▶ **Source data**:
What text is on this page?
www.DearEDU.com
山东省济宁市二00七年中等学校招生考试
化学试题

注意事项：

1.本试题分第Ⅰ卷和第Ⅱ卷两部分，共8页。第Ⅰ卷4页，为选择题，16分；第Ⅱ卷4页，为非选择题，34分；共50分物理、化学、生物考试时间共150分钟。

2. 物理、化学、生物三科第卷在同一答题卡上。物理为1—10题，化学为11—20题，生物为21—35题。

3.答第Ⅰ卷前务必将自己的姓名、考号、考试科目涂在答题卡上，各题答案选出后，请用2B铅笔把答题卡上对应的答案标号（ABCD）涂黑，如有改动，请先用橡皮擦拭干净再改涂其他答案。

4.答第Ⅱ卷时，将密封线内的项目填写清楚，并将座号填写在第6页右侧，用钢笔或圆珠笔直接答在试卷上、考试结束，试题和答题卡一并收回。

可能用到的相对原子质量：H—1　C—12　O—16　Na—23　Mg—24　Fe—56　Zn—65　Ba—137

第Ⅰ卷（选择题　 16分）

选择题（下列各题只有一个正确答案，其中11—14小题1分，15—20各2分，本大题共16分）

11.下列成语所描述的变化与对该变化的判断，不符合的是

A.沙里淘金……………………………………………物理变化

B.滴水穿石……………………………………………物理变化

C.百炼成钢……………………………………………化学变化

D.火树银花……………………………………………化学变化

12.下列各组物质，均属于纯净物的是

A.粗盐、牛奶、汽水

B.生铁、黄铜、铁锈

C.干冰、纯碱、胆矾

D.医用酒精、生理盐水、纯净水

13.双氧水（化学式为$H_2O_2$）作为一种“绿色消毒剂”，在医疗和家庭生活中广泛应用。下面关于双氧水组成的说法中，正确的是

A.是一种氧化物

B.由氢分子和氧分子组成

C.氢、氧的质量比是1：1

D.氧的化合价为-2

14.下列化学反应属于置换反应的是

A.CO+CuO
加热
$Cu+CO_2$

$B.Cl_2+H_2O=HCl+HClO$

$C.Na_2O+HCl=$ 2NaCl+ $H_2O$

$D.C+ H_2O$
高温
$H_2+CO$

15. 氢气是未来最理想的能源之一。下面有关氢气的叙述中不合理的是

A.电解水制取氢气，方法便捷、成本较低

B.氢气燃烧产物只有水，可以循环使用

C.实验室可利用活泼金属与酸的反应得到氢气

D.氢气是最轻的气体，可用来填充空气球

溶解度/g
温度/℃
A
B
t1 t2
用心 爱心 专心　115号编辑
--
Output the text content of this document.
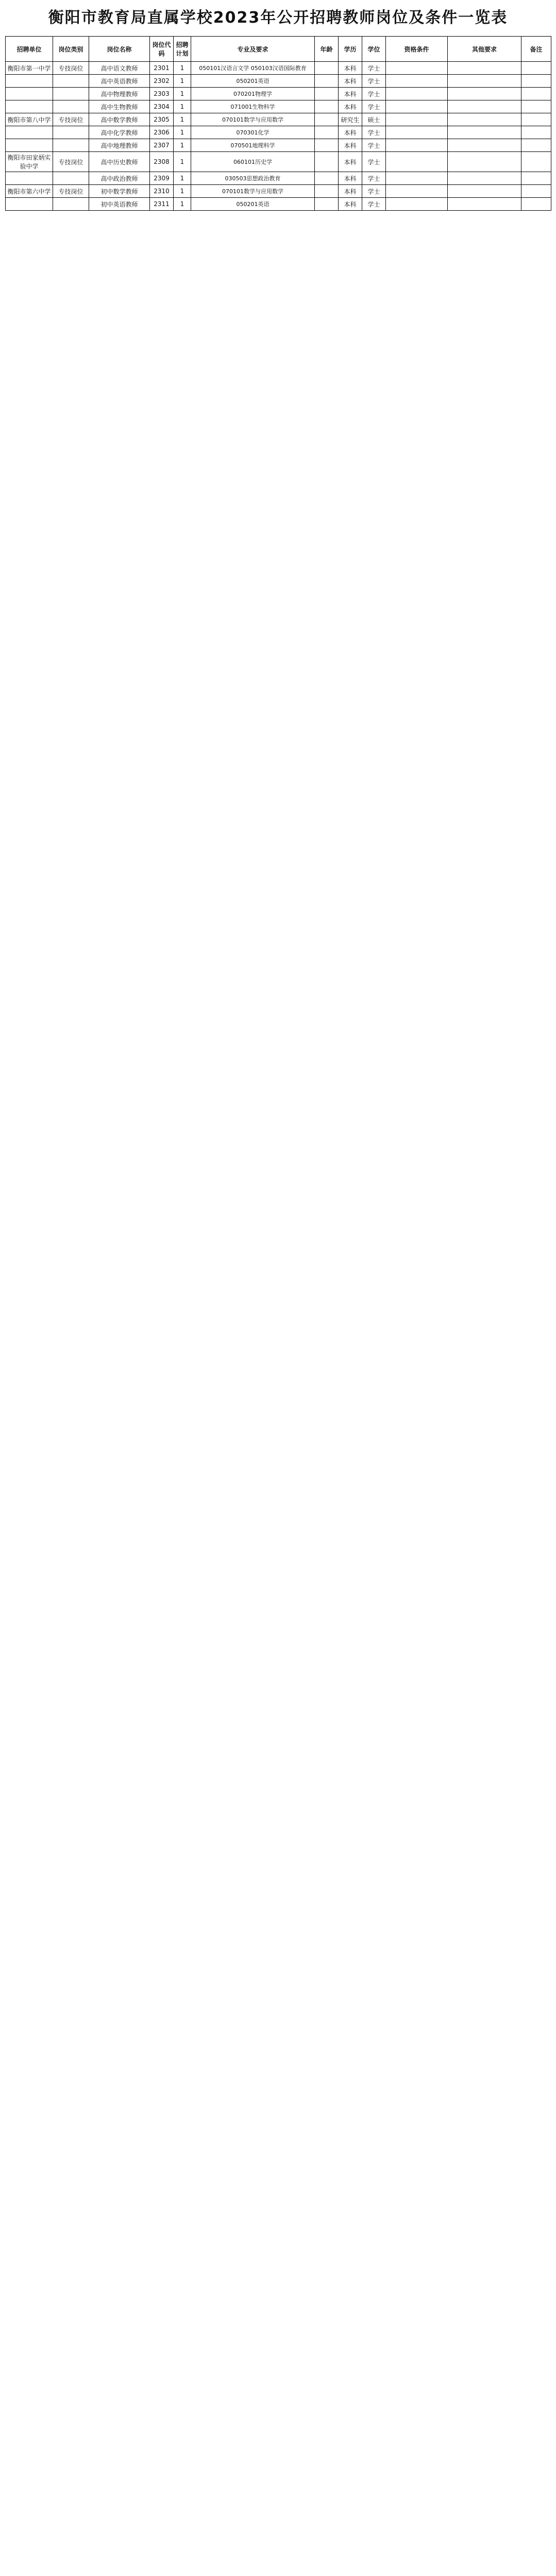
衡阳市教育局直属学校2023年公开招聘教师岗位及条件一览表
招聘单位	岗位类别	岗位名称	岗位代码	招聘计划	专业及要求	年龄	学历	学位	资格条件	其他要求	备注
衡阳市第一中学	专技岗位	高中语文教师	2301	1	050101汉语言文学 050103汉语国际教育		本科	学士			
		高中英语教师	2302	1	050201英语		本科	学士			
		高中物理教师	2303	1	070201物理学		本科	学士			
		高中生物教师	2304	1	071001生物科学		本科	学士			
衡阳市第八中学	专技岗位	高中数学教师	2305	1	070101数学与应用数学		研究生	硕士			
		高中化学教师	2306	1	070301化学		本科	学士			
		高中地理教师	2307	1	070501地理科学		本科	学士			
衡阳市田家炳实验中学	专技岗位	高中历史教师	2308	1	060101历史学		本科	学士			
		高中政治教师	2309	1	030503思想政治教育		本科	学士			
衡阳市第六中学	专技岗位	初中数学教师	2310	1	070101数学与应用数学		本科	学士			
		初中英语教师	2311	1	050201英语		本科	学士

▶ **Requirement**:
Pick out the lines containing the word "专技岗位" and show them.

▶ **Response for this exercise**:
衡阳市第一中学	专技岗位	高中语文教师	2301	1	050101汉语言文学 050103汉语国际教育		本科	学士			
衡阳市第八中学	专技岗位	高中数学教师	2305	1	070101数学与应用数学		研究生	硕士			
衡阳市田家炳实验中学	专技岗位	高中历史教师	2308	1	060101历史学		本科	学士			
衡阳市第六中学	专技岗位	初中数学教师	2310	1	070101数学与应用数学		本科	学士			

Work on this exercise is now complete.